* **WHAT THE EXERCISE ASKS**
Could you output each line of the data that follows exactly?
#### DATASET CONTENT ####
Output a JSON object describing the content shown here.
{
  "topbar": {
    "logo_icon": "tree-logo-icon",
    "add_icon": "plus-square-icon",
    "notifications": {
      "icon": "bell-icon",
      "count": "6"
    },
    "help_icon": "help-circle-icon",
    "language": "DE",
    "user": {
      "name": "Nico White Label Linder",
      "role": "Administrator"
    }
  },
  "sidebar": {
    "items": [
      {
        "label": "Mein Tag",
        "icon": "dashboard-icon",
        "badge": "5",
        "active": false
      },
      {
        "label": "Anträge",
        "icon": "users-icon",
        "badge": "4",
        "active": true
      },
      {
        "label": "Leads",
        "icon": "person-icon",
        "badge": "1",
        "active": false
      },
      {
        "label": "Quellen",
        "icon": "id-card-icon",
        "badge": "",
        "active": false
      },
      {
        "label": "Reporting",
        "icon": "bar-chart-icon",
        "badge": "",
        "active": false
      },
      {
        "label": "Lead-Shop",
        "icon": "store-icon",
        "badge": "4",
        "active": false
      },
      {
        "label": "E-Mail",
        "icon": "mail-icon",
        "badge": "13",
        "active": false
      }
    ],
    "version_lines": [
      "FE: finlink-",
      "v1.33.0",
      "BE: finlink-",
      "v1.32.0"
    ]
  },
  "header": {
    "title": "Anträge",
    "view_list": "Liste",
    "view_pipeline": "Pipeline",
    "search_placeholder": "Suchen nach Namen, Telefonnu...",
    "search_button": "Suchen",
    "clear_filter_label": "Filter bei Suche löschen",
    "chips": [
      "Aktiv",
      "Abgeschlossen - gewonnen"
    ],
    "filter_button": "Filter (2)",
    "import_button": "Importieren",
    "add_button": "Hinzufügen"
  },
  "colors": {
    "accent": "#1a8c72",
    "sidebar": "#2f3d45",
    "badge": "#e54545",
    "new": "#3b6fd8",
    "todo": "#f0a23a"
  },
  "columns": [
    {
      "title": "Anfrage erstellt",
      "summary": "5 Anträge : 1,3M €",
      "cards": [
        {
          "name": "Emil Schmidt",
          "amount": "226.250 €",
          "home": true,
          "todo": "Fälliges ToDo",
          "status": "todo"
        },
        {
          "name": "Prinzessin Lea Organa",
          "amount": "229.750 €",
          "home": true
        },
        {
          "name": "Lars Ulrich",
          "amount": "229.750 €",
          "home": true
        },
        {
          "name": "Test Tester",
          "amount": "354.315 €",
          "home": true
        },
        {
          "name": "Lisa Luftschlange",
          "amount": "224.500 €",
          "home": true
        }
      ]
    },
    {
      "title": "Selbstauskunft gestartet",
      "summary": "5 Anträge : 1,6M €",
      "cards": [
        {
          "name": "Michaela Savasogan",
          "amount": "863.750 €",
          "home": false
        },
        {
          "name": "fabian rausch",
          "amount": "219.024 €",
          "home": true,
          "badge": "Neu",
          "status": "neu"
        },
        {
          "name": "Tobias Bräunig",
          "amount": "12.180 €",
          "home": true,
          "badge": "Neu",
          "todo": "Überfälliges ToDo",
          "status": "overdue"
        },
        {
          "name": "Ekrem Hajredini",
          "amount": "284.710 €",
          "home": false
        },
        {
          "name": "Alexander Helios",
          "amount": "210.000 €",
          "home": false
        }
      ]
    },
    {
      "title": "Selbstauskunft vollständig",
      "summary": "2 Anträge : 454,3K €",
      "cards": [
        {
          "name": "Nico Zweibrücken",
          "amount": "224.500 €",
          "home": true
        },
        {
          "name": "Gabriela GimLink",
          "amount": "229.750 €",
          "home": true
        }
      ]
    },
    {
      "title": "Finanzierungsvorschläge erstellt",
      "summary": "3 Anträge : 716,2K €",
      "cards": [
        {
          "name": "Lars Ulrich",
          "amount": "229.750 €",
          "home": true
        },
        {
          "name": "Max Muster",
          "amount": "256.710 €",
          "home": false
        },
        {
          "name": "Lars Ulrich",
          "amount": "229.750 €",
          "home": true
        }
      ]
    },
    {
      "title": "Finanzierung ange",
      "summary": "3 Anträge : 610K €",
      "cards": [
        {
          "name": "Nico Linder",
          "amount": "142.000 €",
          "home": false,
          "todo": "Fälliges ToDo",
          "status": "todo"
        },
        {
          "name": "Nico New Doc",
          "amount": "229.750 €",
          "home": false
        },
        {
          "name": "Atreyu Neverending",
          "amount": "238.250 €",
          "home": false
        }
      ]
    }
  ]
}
####
* **ANSWER**
Output a JSON object describing the content shown here.
{
  "topbar": {
    "logo_icon": "tree-logo-icon",
    "add_icon": "plus-square-icon",
    "notifications": {
      "icon": "bell-icon",
      "count": "6"
    },
    "help_icon": "help-circle-icon",
    "language": "DE",
    "user": {
      "name": "Nico White Label Linder",
      "role": "Administrator"
    }
  },
  "sidebar": {
    "items": [
      {
        "label": "Mein Tag",
        "icon": "dashboard-icon",
        "badge": "5",
        "active": false
      },
      {
        "label": "Anträge",
        "icon": "users-icon",
        "badge": "4",
        "active": true
      },
      {
        "label": "Leads",
        "icon": "person-icon",
        "badge": "1",
        "active": false
      },
      {
        "label": "Quellen",
        "icon": "id-card-icon",
        "badge": "",
        "active": false
      },
      {
        "label": "Reporting",
        "icon": "bar-chart-icon",
        "badge": "",
        "active": false
      },
      {
        "label": "Lead-Shop",
        "icon": "store-icon",
        "badge": "4",
        "active": false
      },
      {
        "label": "E-Mail",
        "icon": "mail-icon",
        "badge": "13",
        "active": false
      }
    ],
    "version_lines": [
      "FE: finlink-",
      "v1.33.0",
      "BE: finlink-",
      "v1.32.0"
    ]
  },
  "header": {
    "title": "Anträge",
    "view_list": "Liste",
    "view_pipeline": "Pipeline",
    "search_placeholder": "Suchen nach Namen, Telefonnu...",
    "search_button": "Suchen",
    "clear_filter_label": "Filter bei Suche löschen",
    "chips": [
      "Aktiv",
      "Abgeschlossen - gewonnen"
    ],
    "filter_button": "Filter (2)",
    "import_button": "Importieren",
    "add_button": "Hinzufügen"
  },
  "colors": {
    "accent": "#1a8c72",
    "sidebar": "#2f3d45",
    "badge": "#e54545",
    "new": "#3b6fd8",
    "todo": "#f0a23a"
  },
  "columns": [
    {
      "title": "Anfrage erstellt",
      "summary": "5 Anträge : 1,3M €",
      "cards": [
        {
          "name": "Emil Schmidt",
          "amount": "226.250 €",
          "home": true,
          "todo": "Fälliges ToDo",
          "status": "todo"
        },
        {
          "name": "Prinzessin Lea Organa",
          "amount": "229.750 €",
          "home": true
        },
        {
          "name": "Lars Ulrich",
          "amount": "229.750 €",
          "home": true
        },
        {
          "name": "Test Tester",
          "amount": "354.315 €",
          "home": true
        },
        {
          "name": "Lisa Luftschlange",
          "amount": "224.500 €",
          "home": true
        }
      ]
    },
    {
      "title": "Selbstauskunft gestartet",
      "summary": "5 Anträge : 1,6M €",
      "cards": [
        {
          "name": "Michaela Savasogan",
          "amount": "863.750 €",
          "home": false
        },
        {
          "name": "fabian rausch",
          "amount": "219.024 €",
          "home": true,
          "badge": "Neu",
          "status": "neu"
        },
        {
          "name": "Tobias Bräunig",
          "amount": "12.180 €",
          "home": true,
          "badge": "Neu",
          "todo": "Überfälliges ToDo",
          "status": "overdue"
        },
        {
          "name": "Ekrem Hajredini",
          "amount": "284.710 €",
          "home": false
        },
        {
          "name": "Alexander Helios",
          "amount": "210.000 €",
          "home": false
        }
      ]
    },
    {
      "title": "Selbstauskunft vollständig",
      "summary": "2 Anträge : 454,3K €",
      "cards": [
        {
          "name": "Nico Zweibrücken",
          "amount": "224.500 €",
          "home": true
        },
        {
          "name": "Gabriela GimLink",
          "amount": "229.750 €",
          "home": true
        }
      ]
    },
    {
      "title": "Finanzierungsvorschläge erstellt",
      "summary": "3 Anträge : 716,2K €",
      "cards": [
        {
          "name": "Lars Ulrich",
          "amount": "229.750 €",
          "home": true
        },
        {
          "name": "Max Muster",
          "amount": "256.710 €",
          "home": false
        },
        {
          "name": "Lars Ulrich",
          "amount": "229.750 €",
          "home": true
        }
      ]
    },
    {
      "title": "Finanzierung ange",
      "summary": "3 Anträge : 610K €",
      "cards": [
        {
          "name": "Nico Linder",
          "amount": "142.000 €",
          "home": false,
          "todo": "Fälliges ToDo",
          "status": "todo"
        },
        {
          "name": "Nico New Doc",
          "amount": "229.750 €",
          "home": false
        },
        {
          "name": "Atreyu Neverending",
          "amount": "238.250 €",
          "home": false
        }
      ]
    }
  ]
}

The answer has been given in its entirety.